### Problem description
Copy out each line containing "Региональный" from the entries below.

### Extracted data
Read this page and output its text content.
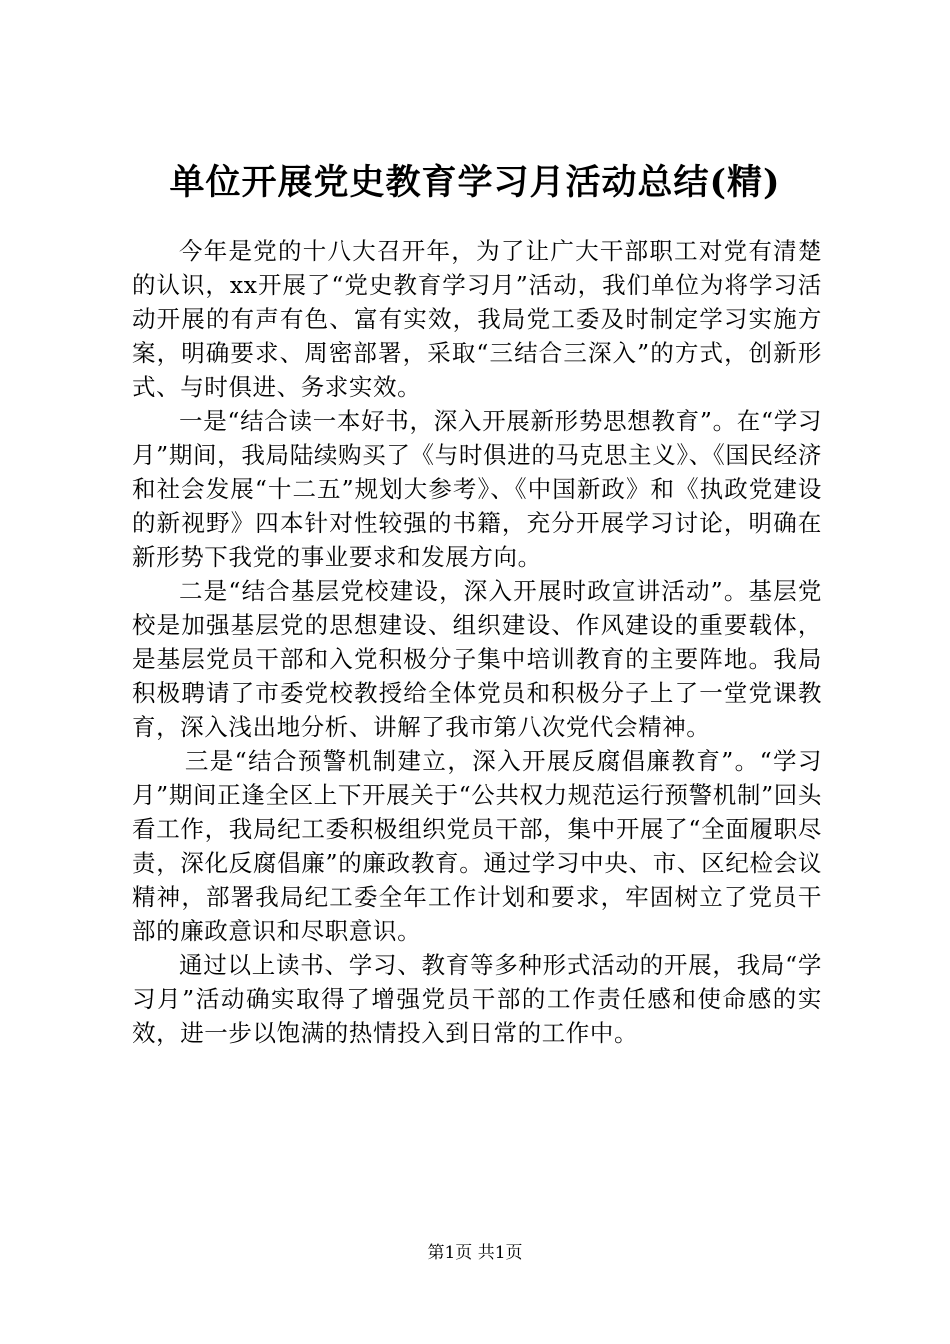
单位开展党史教育学习月活动总结(精)

今年是党的十八大召开年，为了让广大干部职工对党有清楚的认识，xx开展了“党史教育学习月”活动，我们单位为将学习活动开展的有声有色、富有实效，我局党工委及时制定学习实施方案，明确要求、周密部署，采取“三结合三深入”的方式，创新形式、与时俱进、务求实效。

一是“结合读一本好书，深入开展新形势思想教育”。在“学习月”期间，我局陆续购买了《与时俱进的马克思主义》、《国民经济和社会发展“十二五”规划大参考》、《中国新政》和《执政党建设的新视野》四本针对性较强的书籍，充分开展学习讨论，明确在新形势下我党的事业要求和发展方向。

二是“结合基层党校建设，深入开展时政宣讲活动”。基层党校是加强基层党的思想建设、组织建设、作风建设的重要载体，是基层党员干部和入党积极分子集中培训教育的主要阵地。我局积极聘请了市委党校教授给全体党员和积极分子上了一堂党课教育，深入浅出地分析、讲解了我市第八次党代会精神。

三是“结合预警机制建立，深入开展反腐倡廉教育”。“学习月”期间正逢全区上下开展关于“公共权力规范运行预警机制”回头看工作，我局纪工委积极组织党员干部，集中开展了“全面履职尽责，深化反腐倡廉”的廉政教育。通过学习中央、市、区纪检会议精神，部署我局纪工委全年工作计划和要求，牢固树立了党员干部的廉政意识和尽职意识。

通过以上读书、学习、教育等多种形式活动的开展，我局“学习月”活动确实取得了增强党员干部的工作责任感和使命感的实效，进一步以饱满的热情投入到日常的工作中。

第1页 共1页
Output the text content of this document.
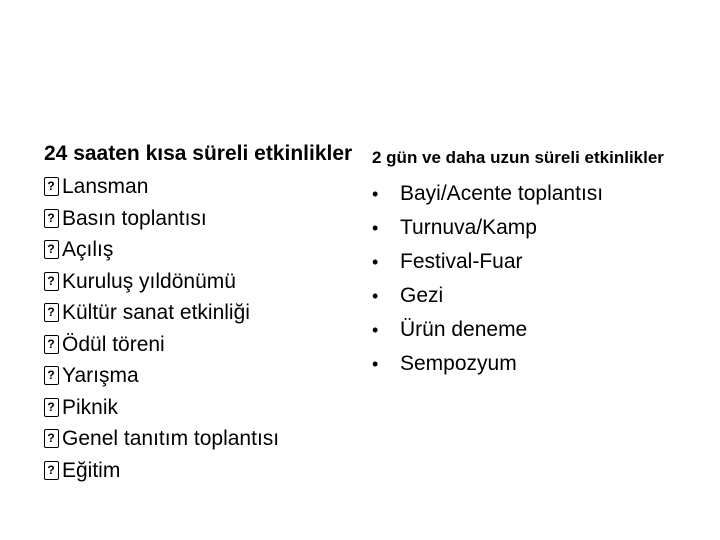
24 saaten kısa süreli etkinlikler
? Lansman
? Basın toplantısı
? Açılış
? Kuruluş yıldönümü
? Kültür sanat etkinliği
? Ödül töreni
? Yarışma
? Piknik
? Genel tanıtım toplantısı
? Eğitim
2 gün ve daha uzun süreli etkinlikler
•	Bayi/Acente toplantısı
•	Turnuva/Kamp
•	Festival-Fuar
•	Gezi
•	Ürün deneme
•	Sempozyum
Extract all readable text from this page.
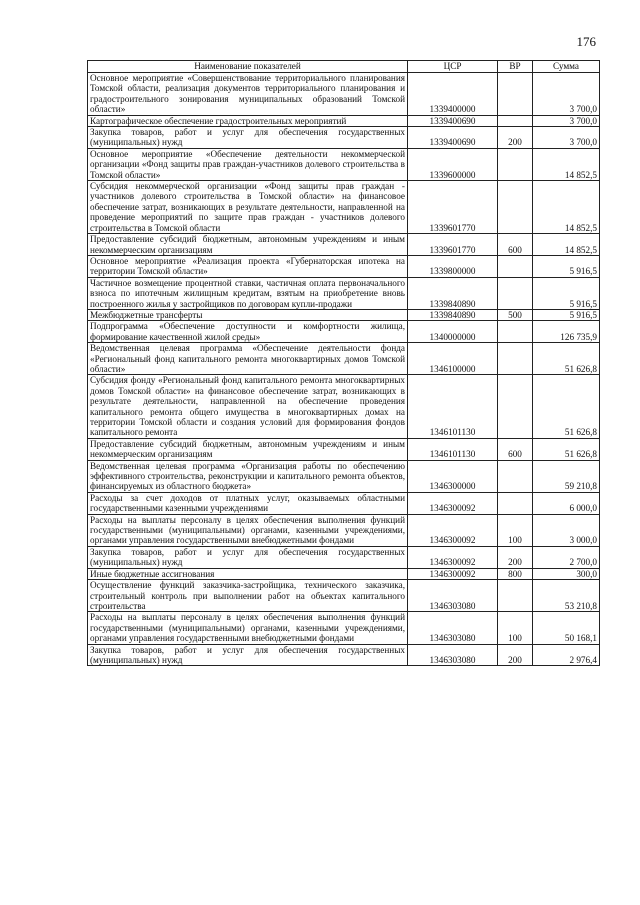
176
Наименование показателей	ЦСР	ВР	Сумма
Основное мероприятие «Совершенствование территориального планирования Томской области, реализация документов территориального планирования и градостроительного зонирования муниципальных образований Томской области»	1339400000		3 700,0
Картографическое обеспечение градостроительных мероприятий	1339400690		3 700,0
Закупка товаров, работ и услуг для обеспечения государственных (муниципальных) нужд	1339400690	200	3 700,0
Основное мероприятие «Обеспечение деятельности некоммерческой организации «Фонд защиты прав граждан-участников долевого строительства в Томской области»	1339600000		14 852,5
Субсидия некоммерческой организации «Фонд защиты прав граждан - участников долевого строительства в Томской области» на финансовое обеспечение затрат, возникающих в результате деятельности, направленной на проведение мероприятий по защите прав граждан - участников долевого строительства в Томской области	1339601770		14 852,5
Предоставление субсидий бюджетным, автономным учреждениям и иным некоммерческим организациям	1339601770	600	14 852,5
Основное мероприятие «Реализация проекта «Губернаторская ипотека на территории Томской области»	1339800000		5 916,5
Частичное возмещение процентной ставки, частичная оплата первоначального взноса по ипотечным жилищным кредитам, взятым на приобретение вновь построенного жилья у застройщиков по договорам купли-продажи	1339840890		5 916,5
Межбюджетные трансферты	1339840890	500	5 916,5
Подпрограмма «Обеспечение доступности и комфортности жилища, формирование качественной жилой среды»	1340000000		126 735,9
Ведомственная целевая программа «Обеспечение деятельности фонда «Региональный фонд капитального ремонта многоквартирных домов Томской области»	1346100000		51 626,8
Субсидия фонду «Региональный фонд капитального ремонта многоквартирных домов Томской области» на финансовое обеспечение затрат, возникающих в результате деятельности, направленной на обеспечение проведения капитального ремонта общего имущества в многоквартирных домах на территории Томской области и создания условий для формирования фондов капитального ремонта	1346101130		51 626,8
Предоставление субсидий бюджетным, автономным учреждениям и иным некоммерческим организациям	1346101130	600	51 626,8
Ведомственная целевая программа «Организация работы по обеспечению эффективного строительства, реконструкции и капитального ремонта объектов, финансируемых из областного бюджета»	1346300000		59 210,8
Расходы за счет доходов от платных услуг, оказываемых областными государственными казенными учреждениями	1346300092		6 000,0
Расходы на выплаты персоналу в целях обеспечения выполнения функций государственными (муниципальными) органами, казенными учреждениями, органами управления государственными внебюджетными фондами	1346300092	100	3 000,0
Закупка товаров, работ и услуг для обеспечения государственных (муниципальных) нужд	1346300092	200	2 700,0
Иные бюджетные ассигнования	1346300092	800	300,0
Осуществление функций заказчика-застройщика, технического заказчика, строительный контроль при выполнении работ на объектах капитального строительства	1346303080		53 210,8
Расходы на выплаты персоналу в целях обеспечения выполнения функций государственными (муниципальными) органами, казенными учреждениями, органами управления государственными внебюджетными фондами	1346303080	100	50 168,1
Закупка товаров, работ и услуг для обеспечения государственных (муниципальных) нужд	1346303080	200	2 976,4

### Full answer
Ведомственная целевая программа «Обеспечение деятельности фонда «Региональный фонд капитального ремонта многоквартирных домов Томской области»	1346100000		51 626,8
Субсидия фонду «Региональный фонд капитального ремонта многоквартирных домов Томской области» на финансовое обеспечение затрат, возникающих в результате деятельности, направленной на обеспечение проведения капитального ремонта общего имущества в многоквартирных домах на территории Томской области и создания условий для формирования фондов капитального ремонта	1346101130		51 626,8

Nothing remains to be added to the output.